START

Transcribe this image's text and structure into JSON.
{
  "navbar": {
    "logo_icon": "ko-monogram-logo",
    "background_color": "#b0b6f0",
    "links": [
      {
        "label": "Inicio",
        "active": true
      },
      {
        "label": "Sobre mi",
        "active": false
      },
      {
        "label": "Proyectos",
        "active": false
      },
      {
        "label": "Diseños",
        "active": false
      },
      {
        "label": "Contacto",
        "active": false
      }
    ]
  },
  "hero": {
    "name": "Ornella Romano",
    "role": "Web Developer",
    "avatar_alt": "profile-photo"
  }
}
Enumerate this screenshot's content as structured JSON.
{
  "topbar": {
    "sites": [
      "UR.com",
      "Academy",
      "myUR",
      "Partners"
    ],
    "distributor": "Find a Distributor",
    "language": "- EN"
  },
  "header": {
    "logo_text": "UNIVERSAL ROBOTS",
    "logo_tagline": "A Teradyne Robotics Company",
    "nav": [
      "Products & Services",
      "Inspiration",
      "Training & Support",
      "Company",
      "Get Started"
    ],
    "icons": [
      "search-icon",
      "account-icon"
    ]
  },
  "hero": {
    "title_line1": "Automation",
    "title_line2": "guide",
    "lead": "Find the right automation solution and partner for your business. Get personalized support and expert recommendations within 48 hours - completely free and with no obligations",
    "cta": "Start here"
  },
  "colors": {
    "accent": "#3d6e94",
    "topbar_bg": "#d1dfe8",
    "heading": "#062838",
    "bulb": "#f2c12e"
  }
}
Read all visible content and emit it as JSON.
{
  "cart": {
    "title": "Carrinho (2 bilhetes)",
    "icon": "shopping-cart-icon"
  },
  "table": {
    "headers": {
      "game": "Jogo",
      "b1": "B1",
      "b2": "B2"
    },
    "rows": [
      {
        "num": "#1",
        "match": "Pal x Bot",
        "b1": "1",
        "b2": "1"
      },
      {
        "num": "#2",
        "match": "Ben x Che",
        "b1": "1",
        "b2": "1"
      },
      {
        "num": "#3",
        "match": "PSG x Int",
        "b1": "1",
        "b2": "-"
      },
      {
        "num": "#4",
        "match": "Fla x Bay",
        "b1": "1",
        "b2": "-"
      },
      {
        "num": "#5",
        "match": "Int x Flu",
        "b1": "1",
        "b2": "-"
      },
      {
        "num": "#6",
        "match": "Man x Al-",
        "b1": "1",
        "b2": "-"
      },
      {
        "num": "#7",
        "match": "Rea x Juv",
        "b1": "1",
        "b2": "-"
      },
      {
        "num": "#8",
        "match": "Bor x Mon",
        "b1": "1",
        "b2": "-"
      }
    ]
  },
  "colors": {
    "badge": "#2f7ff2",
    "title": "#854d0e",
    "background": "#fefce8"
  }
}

END

Reproduce each entry word for word.

◆ **Final answer**
Transcribe this image's text and structure into JSON.
{
  "navbar": {
    "logo_icon": "ko-monogram-logo",
    "background_color": "#b0b6f0",
    "links": [
      {
        "label": "Inicio",
        "active": true
      },
      {
        "label": "Sobre mi",
        "active": false
      },
      {
        "label": "Proyectos",
        "active": false
      },
      {
        "label": "Diseños",
        "active": false
      },
      {
        "label": "Contacto",
        "active": false
      }
    ]
  },
  "hero": {
    "name": "Ornella Romano",
    "role": "Web Developer",
    "avatar_alt": "profile-photo"
  }
}
Enumerate this screenshot's content as structured JSON.
{
  "topbar": {
    "sites": [
      "UR.com",
      "Academy",
      "myUR",
      "Partners"
    ],
    "distributor": "Find a Distributor",
    "language": "- EN"
  },
  "header": {
    "logo_text": "UNIVERSAL ROBOTS",
    "logo_tagline": "A Teradyne Robotics Company",
    "nav": [
      "Products & Services",
      "Inspiration",
      "Training & Support",
      "Company",
      "Get Started"
    ],
    "icons": [
      "search-icon",
      "account-icon"
    ]
  },
  "hero": {
    "title_line1": "Automation",
    "title_line2": "guide",
    "lead": "Find the right automation solution and partner for your business. Get personalized support and expert recommendations within 48 hours - completely free and with no obligations",
    "cta": "Start here"
  },
  "colors": {
    "accent": "#3d6e94",
    "topbar_bg": "#d1dfe8",
    "heading": "#062838",
    "bulb": "#f2c12e"
  }
}
Read all visible content and emit it as JSON.
{
  "cart": {
    "title": "Carrinho (2 bilhetes)",
    "icon": "shopping-cart-icon"
  },
  "table": {
    "headers": {
      "game": "Jogo",
      "b1": "B1",
      "b2": "B2"
    },
    "rows": [
      {
        "num": "#1",
        "match": "Pal x Bot",
        "b1": "1",
        "b2": "1"
      },
      {
        "num": "#2",
        "match": "Ben x Che",
        "b1": "1",
        "b2": "1"
      },
      {
        "num": "#3",
        "match": "PSG x Int",
        "b1": "1",
        "b2": "-"
      },
      {
        "num": "#4",
        "match": "Fla x Bay",
        "b1": "1",
        "b2": "-"
      },
      {
        "num": "#5",
        "match": "Int x Flu",
        "b1": "1",
        "b2": "-"
      },
      {
        "num": "#6",
        "match": "Man x Al-",
        "b1": "1",
        "b2": "-"
      },
      {
        "num": "#7",
        "match": "Rea x Juv",
        "b1": "1",
        "b2": "-"
      },
      {
        "num": "#8",
        "match": "Bor x Mon",
        "b1": "1",
        "b2": "-"
      }
    ]
  },
  "colors": {
    "badge": "#2f7ff2",
    "title": "#854d0e",
    "background": "#fefce8"
  }
}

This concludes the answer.